Do this: Drop the images; return everything else in the listing below exactly.

Dataset rows:
━━━━━━━━━━━━━━━━
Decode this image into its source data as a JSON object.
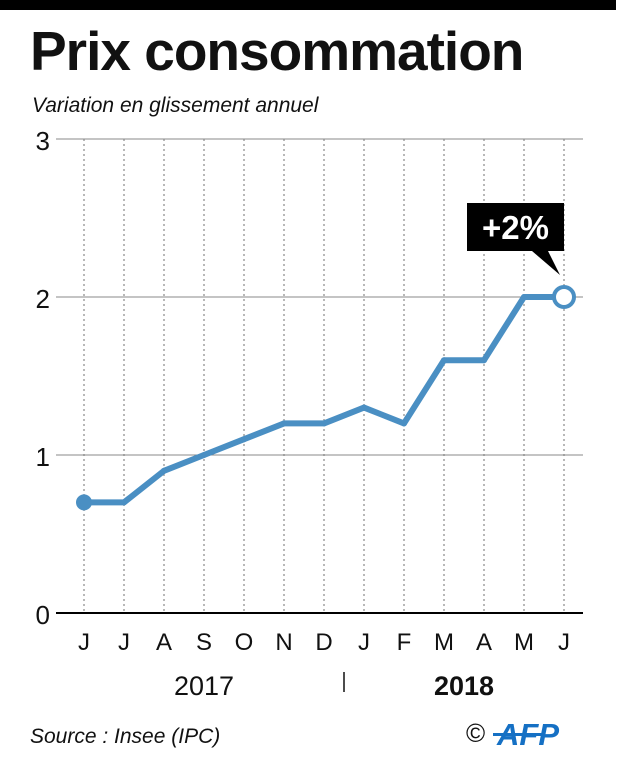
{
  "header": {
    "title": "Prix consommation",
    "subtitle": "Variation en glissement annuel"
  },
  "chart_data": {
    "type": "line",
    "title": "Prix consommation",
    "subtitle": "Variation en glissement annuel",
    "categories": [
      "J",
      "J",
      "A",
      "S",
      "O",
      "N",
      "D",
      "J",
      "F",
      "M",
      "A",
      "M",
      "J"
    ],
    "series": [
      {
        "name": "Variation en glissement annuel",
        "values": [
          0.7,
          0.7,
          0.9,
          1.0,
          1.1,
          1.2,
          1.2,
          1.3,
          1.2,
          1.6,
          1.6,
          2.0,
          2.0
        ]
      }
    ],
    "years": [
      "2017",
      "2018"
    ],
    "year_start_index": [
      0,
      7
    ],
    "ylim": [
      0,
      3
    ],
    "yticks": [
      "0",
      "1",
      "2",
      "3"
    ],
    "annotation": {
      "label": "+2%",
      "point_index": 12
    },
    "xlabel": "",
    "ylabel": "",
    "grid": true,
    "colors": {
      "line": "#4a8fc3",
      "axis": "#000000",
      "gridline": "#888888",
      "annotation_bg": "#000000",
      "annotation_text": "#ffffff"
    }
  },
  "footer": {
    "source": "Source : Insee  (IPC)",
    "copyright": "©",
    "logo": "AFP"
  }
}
━━━━━━━━━━━━━━━━
Answer to the exercise:
Decode this image into its source data as a JSON object.
{
  "header": {
    "title": "Prix consommation",
    "subtitle": "Variation en glissement annuel"
  },
  "chart_data": {
    "type": "line",
    "title": "Prix consommation",
    "subtitle": "Variation en glissement annuel",
    "categories": [
      "J",
      "J",
      "A",
      "S",
      "O",
      "N",
      "D",
      "J",
      "F",
      "M",
      "A",
      "M",
      "J"
    ],
    "series": [
      {
        "name": "Variation en glissement annuel",
        "values": [
          0.7,
          0.7,
          0.9,
          1.0,
          1.1,
          1.2,
          1.2,
          1.3,
          1.2,
          1.6,
          1.6,
          2.0,
          2.0
        ]
      }
    ],
    "years": [
      "2017",
      "2018"
    ],
    "year_start_index": [
      0,
      7
    ],
    "ylim": [
      0,
      3
    ],
    "yticks": [
      "0",
      "1",
      "2",
      "3"
    ],
    "annotation": {
      "label": "+2%",
      "point_index": 12
    },
    "xlabel": "",
    "ylabel": "",
    "grid": true,
    "colors": {
      "line": "#4a8fc3",
      "axis": "#000000",
      "gridline": "#888888",
      "annotation_bg": "#000000",
      "annotation_text": "#ffffff"
    }
  },
  "footer": {
    "source": "Source : Insee  (IPC)",
    "copyright": "©",
    "logo": "AFP"
  }
}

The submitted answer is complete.